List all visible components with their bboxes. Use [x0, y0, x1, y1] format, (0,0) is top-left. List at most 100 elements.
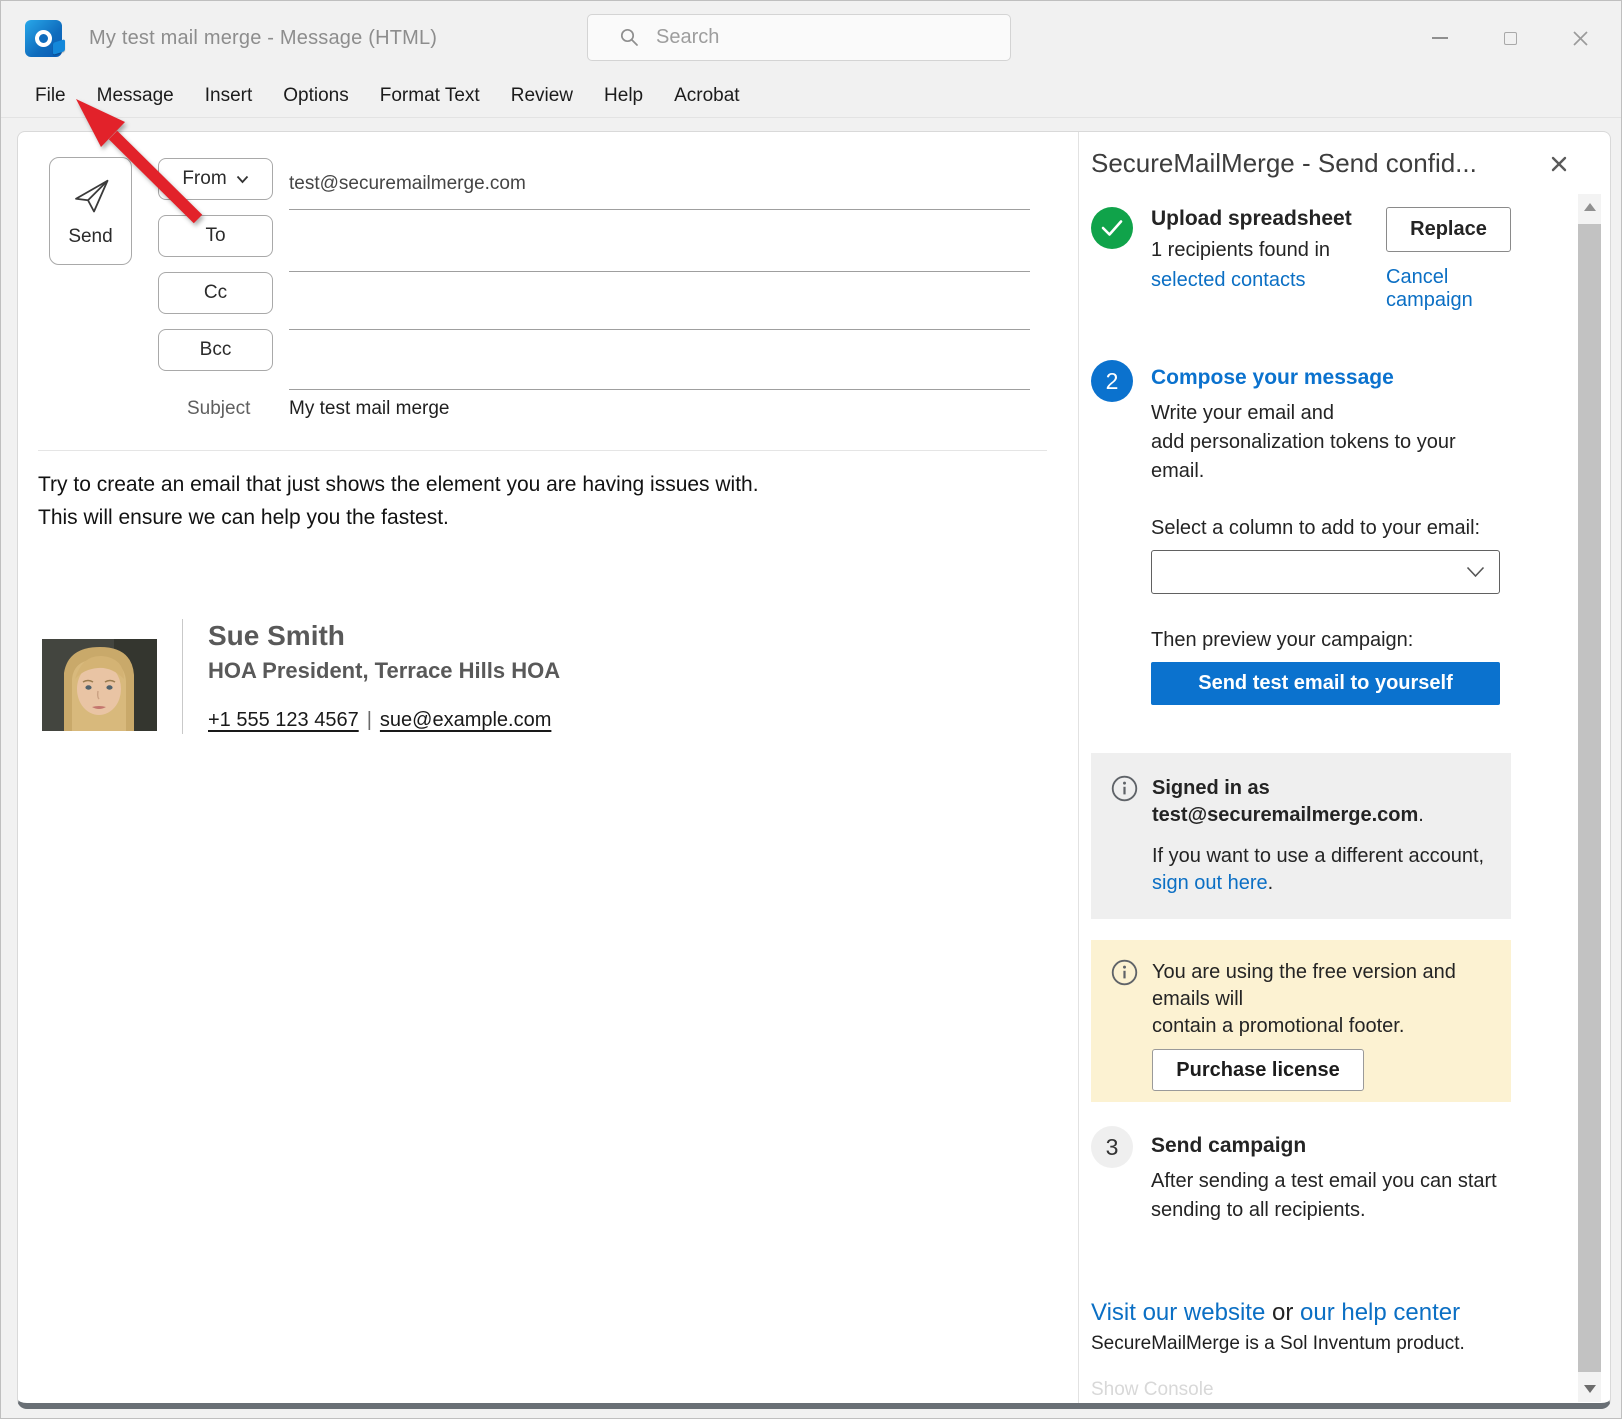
- close-icon: [1572, 30, 1589, 47]
- sign-out-period: .: [1268, 872, 1274, 894]
- maximize-icon: [1504, 32, 1517, 45]
- column-select-dropdown[interactable]: [1151, 550, 1500, 594]
- send-test-email-button[interactable]: Send test email to yourself: [1151, 662, 1500, 705]
- menu-item-acrobat[interactable]: Acrobat: [674, 85, 739, 107]
- cc-button-label: Cc: [204, 282, 227, 304]
- subject-separator: [38, 450, 1047, 451]
- step-2-desc-line-2: add personalization tokens to your email…: [1151, 428, 1511, 486]
- signature-email-link[interactable]: sue@example.com: [380, 709, 551, 731]
- signed-in-account: Signed in as test@securemailmerge.com: [1152, 777, 1418, 826]
- subject-field[interactable]: My test mail merge: [289, 398, 449, 420]
- bcc-button-label: Bcc: [200, 339, 232, 361]
- step-2-badge: 2: [1091, 360, 1133, 402]
- pane-content: Upload spreadsheet 1 recipients found in…: [1091, 207, 1511, 1401]
- bcc-button[interactable]: Bcc: [158, 329, 273, 371]
- column-select-label: Select a column to add to your email:: [1151, 517, 1511, 540]
- bcc-field[interactable]: [289, 336, 1030, 390]
- menu-item-options[interactable]: Options: [283, 85, 348, 107]
- close-window-button[interactable]: [1545, 9, 1615, 67]
- menu-item-review[interactable]: Review: [511, 85, 573, 107]
- product-attribution: SecureMailMerge is a Sol Inventum produc…: [1091, 1333, 1511, 1355]
- step-2-compose: 2 Compose your message Write your email …: [1091, 360, 1511, 705]
- replace-button[interactable]: Replace: [1386, 207, 1511, 252]
- window-controls: [1405, 1, 1615, 75]
- scroll-down-arrow[interactable]: [1578, 1378, 1601, 1400]
- selected-contacts-link[interactable]: selected contacts: [1151, 269, 1306, 292]
- menu-item-insert[interactable]: Insert: [205, 85, 253, 107]
- send-button[interactable]: Send: [49, 157, 132, 265]
- to-button-label: To: [205, 225, 225, 247]
- help-center-link[interactable]: our help center: [1300, 1299, 1460, 1326]
- scrollbar-thumb[interactable]: [1578, 224, 1601, 1372]
- close-icon: [1549, 154, 1569, 174]
- step-1-complete-badge: [1091, 207, 1133, 249]
- email-signature: Sue Smith HOA President, Terrace Hills H…: [42, 619, 560, 734]
- to-button[interactable]: To: [158, 215, 273, 257]
- step-3-desc-line-2: sending to all recipients.: [1151, 1196, 1511, 1225]
- outlook-message-window: My test mail merge - Message (HTML) Sear…: [0, 0, 1622, 1419]
- step-3-send: 3 Send campaign After sending a test ema…: [1091, 1126, 1511, 1225]
- pane-scrollbar[interactable]: [1578, 194, 1601, 1402]
- outlook-envelope-flap: [53, 39, 65, 55]
- sign-out-link[interactable]: sign out here: [1152, 872, 1268, 894]
- menu-item-file[interactable]: File: [35, 85, 66, 107]
- from-address: test@securemailmerge.com: [289, 173, 526, 195]
- message-body[interactable]: Try to create an email that just shows t…: [38, 468, 759, 534]
- menu-item-message[interactable]: Message: [97, 85, 174, 107]
- chevron-down-icon: [236, 175, 249, 184]
- minimize-button[interactable]: [1405, 9, 1475, 67]
- pane-close-button[interactable]: [1548, 154, 1570, 176]
- visit-website-link[interactable]: Visit our website: [1091, 1299, 1265, 1326]
- different-account-text: If you want to use a different account,: [1152, 845, 1484, 867]
- step-3-text: Send campaign After sending a test email…: [1151, 1126, 1511, 1225]
- step-2-title: Compose your message: [1151, 366, 1511, 390]
- step-3-badge: 3: [1091, 1126, 1133, 1168]
- signed-in-notice: Signed in as test@securemailmerge.com. I…: [1091, 753, 1511, 919]
- pane-header: SecureMailMerge - Send confid...: [1091, 132, 1612, 179]
- signature-photo: [42, 639, 157, 731]
- step-3-title: Send campaign: [1151, 1134, 1511, 1158]
- info-icon: [1111, 775, 1138, 802]
- step-1-title: Upload spreadsheet: [1151, 207, 1368, 231]
- compose-area: Send From To Cc Bcc test@securemailmerge…: [18, 132, 1079, 1403]
- window-title: My test mail merge - Message (HTML): [89, 27, 437, 50]
- signature-text: Sue Smith HOA President, Terrace Hills H…: [208, 619, 560, 732]
- step-1-recipients: 1 recipients found in: [1151, 239, 1368, 262]
- cancel-campaign-link[interactable]: Cancel campaign: [1386, 266, 1511, 312]
- ribbon-menu-bar: File Message Insert Options Format Text …: [1, 75, 1621, 118]
- to-field[interactable]: [289, 220, 1030, 272]
- show-console-link[interactable]: Show Console: [1091, 1379, 1511, 1401]
- pane-footer: Visit our website or our help center Sec…: [1091, 1299, 1511, 1355]
- outlook-app-icon: [25, 20, 62, 57]
- cc-field[interactable]: [289, 278, 1030, 330]
- from-button-label: From: [182, 168, 226, 190]
- maximize-button[interactable]: [1475, 9, 1545, 67]
- subject-label: Subject: [187, 398, 250, 420]
- signature-role: HOA President, Terrace Hills HOA: [208, 658, 560, 684]
- menu-item-format-text[interactable]: Format Text: [380, 85, 480, 107]
- signature-phone-link[interactable]: +1 555 123 4567: [208, 709, 359, 731]
- body-line-1: Try to create an email that just shows t…: [38, 468, 759, 501]
- outlook-o-glyph: [35, 30, 52, 47]
- signature-contacts: +1 555 123 4567 | sue@example.com: [208, 709, 560, 732]
- step-3-description: After sending a test email you can start…: [1151, 1167, 1511, 1225]
- search-placeholder: Search: [656, 26, 719, 49]
- signature-separator: |: [367, 709, 372, 731]
- step-2-text: Compose your message Write your email an…: [1151, 360, 1511, 705]
- from-field[interactable]: test@securemailmerge.com: [289, 158, 1030, 210]
- free-version-line-1: You are using the free version and email…: [1152, 959, 1491, 1013]
- from-button[interactable]: From: [158, 158, 273, 200]
- message-content-card: Send From To Cc Bcc test@securemailmerge…: [17, 131, 1611, 1409]
- footer-or-text: or: [1265, 1299, 1300, 1326]
- title-bar: My test mail merge - Message (HTML) Sear…: [1, 1, 1621, 75]
- paper-plane-icon: [70, 174, 112, 216]
- minimize-icon: [1432, 37, 1448, 39]
- purchase-license-button[interactable]: Purchase license: [1152, 1049, 1364, 1091]
- menu-item-help[interactable]: Help: [604, 85, 643, 107]
- pane-title: SecureMailMerge - Send confid...: [1091, 148, 1612, 179]
- cc-button[interactable]: Cc: [158, 272, 273, 314]
- signature-divider: [182, 619, 183, 734]
- scroll-up-arrow[interactable]: [1578, 196, 1601, 218]
- step-1-text: Upload spreadsheet 1 recipients found in…: [1151, 207, 1368, 312]
- search-input[interactable]: Search: [587, 14, 1011, 61]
------------------------------------------------------------------------
▸ **POLECENIE**:
Wyodrębnij z całego materiału powyżej wszystkie wiersze i przepisz je bez żadnych zmian, pomijając obrazy.

▸ **WYKONANE ZADANIE**:
List all visible components with their bboxes. Use [x0, y0, x1, y1] format, (0,0) is top-left. List at most 100 elements.
- close-icon: [1572, 30, 1589, 47]
- sign-out-period: .: [1268, 872, 1274, 894]
- maximize-icon: [1504, 32, 1517, 45]
- column-select-dropdown[interactable]: [1151, 550, 1500, 594]
- send-test-email-button[interactable]: Send test email to yourself: [1151, 662, 1500, 705]
- menu-item-acrobat[interactable]: Acrobat: [674, 85, 739, 107]
- cc-button-label: Cc: [204, 282, 227, 304]
- subject-separator: [38, 450, 1047, 451]
- step-2-desc-line-2: add personalization tokens to your email…: [1151, 428, 1511, 486]
- signature-email-link[interactable]: sue@example.com: [380, 709, 551, 731]
- signed-in-account: Signed in as test@securemailmerge.com: [1152, 777, 1418, 826]
- subject-field[interactable]: My test mail merge: [289, 398, 449, 420]
- bcc-button-label: Bcc: [200, 339, 232, 361]
- step-2-badge: 2: [1091, 360, 1133, 402]
- pane-content: Upload spreadsheet 1 recipients found in…: [1091, 207, 1511, 1401]
- bcc-button[interactable]: Bcc: [158, 329, 273, 371]
- column-select-label: Select a column to add to your email:: [1151, 517, 1511, 540]
- bcc-field[interactable]: [289, 336, 1030, 390]
- menu-item-options[interactable]: Options: [283, 85, 348, 107]
- close-window-button[interactable]: [1545, 9, 1615, 67]
- menu-item-review[interactable]: Review: [511, 85, 573, 107]
- product-attribution: SecureMailMerge is a Sol Inventum produc…: [1091, 1333, 1511, 1355]
- step-2-compose: 2 Compose your message Write your email …: [1091, 360, 1511, 705]
- replace-button[interactable]: Replace: [1386, 207, 1511, 252]
- window-controls: [1405, 1, 1615, 75]
- scroll-down-arrow[interactable]: [1578, 1378, 1601, 1400]
- selected-contacts-link[interactable]: selected contacts: [1151, 269, 1306, 292]
- menu-item-insert[interactable]: Insert: [205, 85, 253, 107]
- send-button[interactable]: Send: [49, 157, 132, 265]
- to-button-label: To: [205, 225, 225, 247]
- help-center-link[interactable]: our help center: [1300, 1299, 1460, 1326]
- scrollbar-thumb[interactable]: [1578, 224, 1601, 1372]
- close-icon: [1549, 154, 1569, 174]
- step-1-complete-badge: [1091, 207, 1133, 249]
- email-signature: Sue Smith HOA President, Terrace Hills H…: [42, 619, 560, 734]
- to-button[interactable]: To: [158, 215, 273, 257]
- step-3-desc-line-2: sending to all recipients.: [1151, 1196, 1511, 1225]
- outlook-message-window: My test mail merge - Message (HTML) Sear…: [0, 0, 1622, 1419]
- step-3-send: 3 Send campaign After sending a test ema…: [1091, 1126, 1511, 1225]
- pane-scrollbar[interactable]: [1578, 194, 1601, 1402]
- outlook-envelope-flap: [53, 39, 65, 55]
- sign-out-link[interactable]: sign out here: [1152, 872, 1268, 894]
- menu-item-file[interactable]: File: [35, 85, 66, 107]
- from-address: test@securemailmerge.com: [289, 173, 526, 195]
- message-body[interactable]: Try to create an email that just shows t…: [38, 468, 759, 534]
- menu-item-message[interactable]: Message: [97, 85, 174, 107]
- chevron-down-icon: [236, 175, 249, 184]
- minimize-button[interactable]: [1405, 9, 1475, 67]
- pane-close-button[interactable]: [1548, 154, 1570, 176]
- visit-website-link[interactable]: Visit our website: [1091, 1299, 1265, 1326]
- different-account-text: If you want to use a different account,: [1152, 845, 1484, 867]
- step-3-text: Send campaign After sending a test email…: [1151, 1126, 1511, 1225]
- step-2-title: Compose your message: [1151, 366, 1511, 390]
- step-3-badge: 3: [1091, 1126, 1133, 1168]
- signed-in-notice: Signed in as test@securemailmerge.com. I…: [1091, 753, 1511, 919]
- pane-header: SecureMailMerge - Send confid...: [1091, 132, 1612, 179]
- signature-photo: [42, 639, 157, 731]
- step-3-title: Send campaign: [1151, 1134, 1511, 1158]
- info-icon: [1111, 775, 1138, 802]
- step-1-title: Upload spreadsheet: [1151, 207, 1368, 231]
- compose-area: Send From To Cc Bcc test@securemailmerge…: [18, 132, 1079, 1403]
- window-title: My test mail merge - Message (HTML): [89, 27, 437, 50]
- signature-text: Sue Smith HOA President, Terrace Hills H…: [208, 619, 560, 732]
- step-1-recipients: 1 recipients found in: [1151, 239, 1368, 262]
- cancel-campaign-link[interactable]: Cancel campaign: [1386, 266, 1511, 312]
- ribbon-menu-bar: File Message Insert Options Format Text …: [1, 75, 1621, 118]
- to-field[interactable]: [289, 220, 1030, 272]
- show-console-link[interactable]: Show Console: [1091, 1379, 1511, 1401]
- pane-footer: Visit our website or our help center Sec…: [1091, 1299, 1511, 1355]
- outlook-app-icon: [25, 20, 62, 57]
- cc-field[interactable]: [289, 278, 1030, 330]
- from-button-label: From: [182, 168, 226, 190]
- maximize-button[interactable]: [1475, 9, 1545, 67]
- subject-label: Subject: [187, 398, 250, 420]
- signature-role: HOA President, Terrace Hills HOA: [208, 658, 560, 684]
- menu-item-format-text[interactable]: Format Text: [380, 85, 480, 107]
- signature-phone-link[interactable]: +1 555 123 4567: [208, 709, 359, 731]
- body-line-1: Try to create an email that just shows t…: [38, 468, 759, 501]
- outlook-o-glyph: [35, 30, 52, 47]
- signature-contacts: +1 555 123 4567 | sue@example.com: [208, 709, 560, 732]
- step-3-description: After sending a test email you can start…: [1151, 1167, 1511, 1225]
- search-placeholder: Search: [656, 26, 719, 49]
- signature-separator: |: [367, 709, 372, 731]
- step-2-text: Compose your message Write your email an…: [1151, 360, 1511, 705]
- from-field[interactable]: test@securemailmerge.com: [289, 158, 1030, 210]
- free-version-line-1: You are using the free version and email…: [1152, 959, 1491, 1013]
- from-button[interactable]: From: [158, 158, 273, 200]
- message-content-card: Send From To Cc Bcc test@securemailmerge…: [17, 131, 1611, 1409]
- footer-or-text: or: [1265, 1299, 1300, 1326]
- title-bar: My test mail merge - Message (HTML) Sear…: [1, 1, 1621, 75]
- paper-plane-icon: [70, 174, 112, 216]
- minimize-icon: [1432, 37, 1448, 39]
- purchase-license-button[interactable]: Purchase license: [1152, 1049, 1364, 1091]
- menu-item-help[interactable]: Help: [604, 85, 643, 107]
- pane-title: SecureMailMerge - Send confid...: [1091, 148, 1612, 179]
- cc-button[interactable]: Cc: [158, 272, 273, 314]
- signature-divider: [182, 619, 183, 734]
- scroll-up-arrow[interactable]: [1578, 196, 1601, 218]
- step-1-text: Upload spreadsheet 1 recipients found in…: [1151, 207, 1368, 312]
- search-input[interactable]: Search: [587, 14, 1011, 61]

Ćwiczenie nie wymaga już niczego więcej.